### CHALLENGE
Translate this sentence from the film summary below into Spanish: "The film stars Sunil Dutt, Nanda, Tanuja, Ashok Kumar and Deven Verma."

### EXTRACTED TEXT
# # # # # # #

Aaj Aur Kal () is a 1963 Indian Hindi-language film produced and directed by Vasant Joglekar. The film stars Sunil Dutt, Nanda, Tanuja, Ashok Kumar and Deven Verma. It was given a U certificate and re-certified with the same rating after 9 cuts by the censor board in 1981.  It is an adaptation of The Barretts of Wimpole Street (1934 film) and The Barretts of Wimpole Street (1957 film).

Plot
It's the story of a fastidious king Balbir Singh (Ashok Kumar) of Himmatpur, whose stern, high handed behaviour leads to a breakdown in communication with his four children; eldest daughter Hemalata (Nanda), younger daughter Ashalata (Tanuja) and sons Pratap (Rohit Kumar) and Rajendra (Deven Verma). His intimidating commands lead to partial paralysis of Hemlata's lower limbs and also a simmering discontent amongst other descendants. After numerous attempts fail to cure Hemalata, the king hires a new doctor, Sanjay (Sunil Dutt), who contrary to expectations, is not just young and handsome, but also against silly protocols that hamper laughter, fun and frolic. Dr. Sanjay's experimentations provide greater mobility and joy to the youngsters, giving them a fresh lease of life and a much needed voice of rebellion. Transcending normal barriers of doctor-client confidentiality, Sanjay and Hemalata fall in love and the romance enables her to walk in double quick time on her feet! Initially reluctant, the king awakens to a new dawn of freedom and humbly accepts not just their relationship, but also Ashalata's betrothal to social activist (Soodesh Kumar), who defeats him in a general election.

# # # # # # #

### LISTED RECORDS
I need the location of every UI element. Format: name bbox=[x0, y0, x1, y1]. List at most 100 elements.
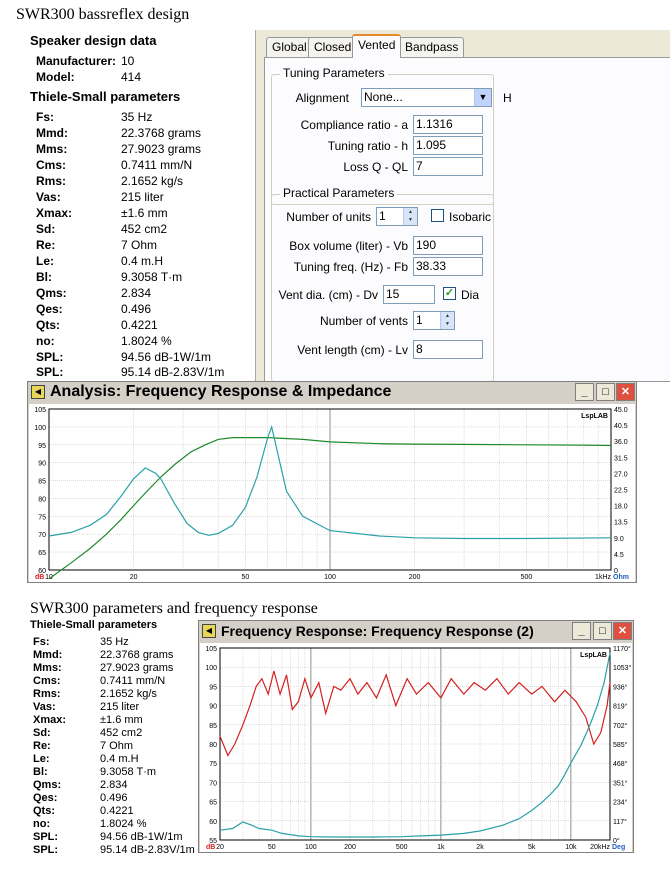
tuning-freq-input[interactable]: 38.33 bbox=[413, 257, 483, 276]
manufacturer-value: 10 bbox=[121, 54, 135, 68]
param-value: 9.3058 T·m bbox=[100, 766, 157, 778]
alignment-select[interactable]: None... ▼ bbox=[361, 88, 492, 107]
speaker-dialog: Global Closed Vented Bandpass Tuning Par… bbox=[255, 30, 670, 382]
isobaric-checkbox[interactable] bbox=[431, 209, 444, 222]
x-tick-label: 100 bbox=[305, 844, 317, 851]
maximize-button[interactable]: □ bbox=[593, 622, 612, 640]
tab-vented[interactable]: Vented bbox=[352, 34, 402, 58]
y-tick-label: 90 bbox=[209, 704, 217, 711]
spin-arrows-icon[interactable]: ▲ ▼ bbox=[403, 208, 417, 225]
param-label: Qts: bbox=[36, 318, 60, 332]
y-tick-label: 95 bbox=[38, 443, 46, 450]
y2-tick-label: 31.5 bbox=[614, 455, 628, 462]
x-unit-label: dB bbox=[35, 574, 44, 581]
speaker-icon: ◀ bbox=[31, 385, 45, 399]
param-value: 0.4 m.H bbox=[100, 753, 139, 765]
y2-tick-label: 36.0 bbox=[614, 439, 628, 446]
param-value: 2.1652 kg/s bbox=[100, 688, 157, 700]
param-label: no: bbox=[33, 818, 51, 830]
vents-label: Number of vents bbox=[319, 314, 408, 328]
param-label: Qes: bbox=[33, 792, 58, 804]
dia-label: Dia bbox=[461, 288, 480, 302]
param-value: 35 Hz bbox=[100, 636, 129, 648]
vent-dia-input[interactable]: 15 bbox=[383, 285, 435, 304]
lossq-input[interactable]: 7 bbox=[413, 157, 483, 176]
analysis-window: ◀ Analysis: Frequency Response & Impedan… bbox=[27, 381, 637, 583]
thiele-small-heading: Thiele-Small parameters bbox=[30, 89, 181, 104]
param-label: Sd: bbox=[36, 222, 56, 236]
y-tick-label: 105 bbox=[34, 407, 46, 414]
param-value: 0.496 bbox=[121, 302, 152, 316]
x-tick-label: 500 bbox=[521, 574, 533, 581]
y-tick-label: 70 bbox=[38, 532, 46, 539]
vent-length-input[interactable]: 8 bbox=[413, 340, 483, 359]
param-value: 27.9023 grams bbox=[121, 142, 202, 156]
x-tick-label: 50 bbox=[242, 574, 250, 581]
vent-dia-label: Vent dia. (cm) - Dv bbox=[278, 288, 378, 302]
param-value: 215 liter bbox=[100, 701, 140, 713]
param-label: Mms: bbox=[33, 662, 62, 674]
dia-checkbox[interactable]: ✓ bbox=[443, 287, 456, 300]
param-label: Qts: bbox=[33, 805, 55, 817]
tuning-ratio-input[interactable]: 1.095 bbox=[413, 136, 483, 155]
y-tick-label: 75 bbox=[209, 761, 217, 768]
y2-tick-label: 585° bbox=[613, 741, 628, 749]
spin-arrows-icon[interactable]: ▲ ▼ bbox=[440, 312, 454, 329]
param-label: Qms: bbox=[33, 779, 62, 791]
vents-value: 1 bbox=[416, 313, 423, 327]
units-label: Number of units bbox=[286, 210, 371, 224]
y2-unit-label: Deg bbox=[612, 844, 625, 851]
x-unit-label: dB bbox=[206, 844, 215, 851]
y-tick-label: 90 bbox=[38, 461, 46, 468]
y-tick-label: 105 bbox=[205, 646, 217, 653]
x-tick-label: 1kHz bbox=[595, 574, 611, 581]
close-button[interactable]: ✕ bbox=[613, 622, 632, 640]
param-label: Mmd: bbox=[33, 649, 63, 661]
param-value: 1.8024 % bbox=[100, 818, 147, 830]
param-label: Re: bbox=[36, 238, 56, 252]
window-titlebar[interactable]: ◀ Analysis: Frequency Response & Impedan… bbox=[28, 382, 636, 403]
param-label: Xmax: bbox=[33, 714, 67, 726]
y2-tick-label: 1053° bbox=[613, 664, 632, 672]
param-value: 95.14 dB-2.83V/1m bbox=[121, 365, 225, 379]
param-label: Rms: bbox=[36, 174, 67, 188]
param-value: 0.4221 bbox=[100, 805, 134, 817]
x-tick-label: 20 bbox=[216, 844, 224, 851]
y-tick-label: 60 bbox=[209, 819, 217, 826]
box-volume-input[interactable]: 190 bbox=[413, 236, 483, 255]
param-value: 452 cm2 bbox=[121, 222, 168, 236]
close-button[interactable]: ✕ bbox=[616, 383, 635, 401]
window-titlebar[interactable]: ◀ Frequency Response: Frequency Response… bbox=[199, 621, 633, 642]
param-value: 1.8024 % bbox=[121, 334, 172, 348]
tab-bandpass[interactable]: Bandpass bbox=[399, 37, 465, 57]
x-tick-label: 2k bbox=[476, 844, 484, 851]
param-value: 2.834 bbox=[100, 779, 128, 791]
alignment-label: Alignment bbox=[295, 91, 349, 105]
minimize-button[interactable]: _ bbox=[575, 383, 594, 401]
units-stepper[interactable]: 1 ▲ ▼ bbox=[376, 207, 418, 226]
param-label: Cms: bbox=[33, 675, 61, 687]
x-tick-label: 50 bbox=[268, 844, 276, 851]
x-tick-label: 200 bbox=[344, 844, 356, 851]
y2-tick-label: 234° bbox=[613, 799, 628, 807]
param-label: Le: bbox=[33, 753, 50, 765]
y2-tick-label: 45.0 bbox=[614, 407, 628, 414]
compliance-input[interactable]: 1.1316 bbox=[413, 115, 483, 134]
param-label: Xmax: bbox=[36, 206, 73, 220]
chevron-down-icon[interactable]: ▼ bbox=[474, 89, 491, 106]
practical-legend: Practical Parameters bbox=[280, 186, 398, 200]
minimize-button[interactable]: _ bbox=[572, 622, 591, 640]
param-label: Fs: bbox=[36, 110, 54, 124]
tab-global[interactable]: Global bbox=[266, 37, 313, 57]
frequency-response-window: ◀ Frequency Response: Frequency Response… bbox=[198, 620, 634, 853]
x-tick-label: 1k bbox=[437, 844, 445, 851]
param-label: SPL: bbox=[33, 844, 59, 856]
tuning-ratio-label: Tuning ratio - h bbox=[327, 139, 408, 153]
param-label: Sd: bbox=[33, 727, 51, 739]
maximize-button[interactable]: □ bbox=[596, 383, 615, 401]
vented-panel: Tuning Parameters Alignment None... ▼ H … bbox=[264, 57, 670, 382]
tab-closed[interactable]: Closed bbox=[308, 37, 358, 57]
param-value: 452 cm2 bbox=[100, 727, 143, 739]
compliance-label: Compliance ratio - a bbox=[300, 118, 408, 132]
vents-stepper[interactable]: 1 ▲ ▼ bbox=[413, 311, 455, 330]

# # # # # # #

### RIGHT ANSWER
La película está protagonizada por Sunil Dutt, Nanda, Tanuja, Ashok Kumar y Deven Verma.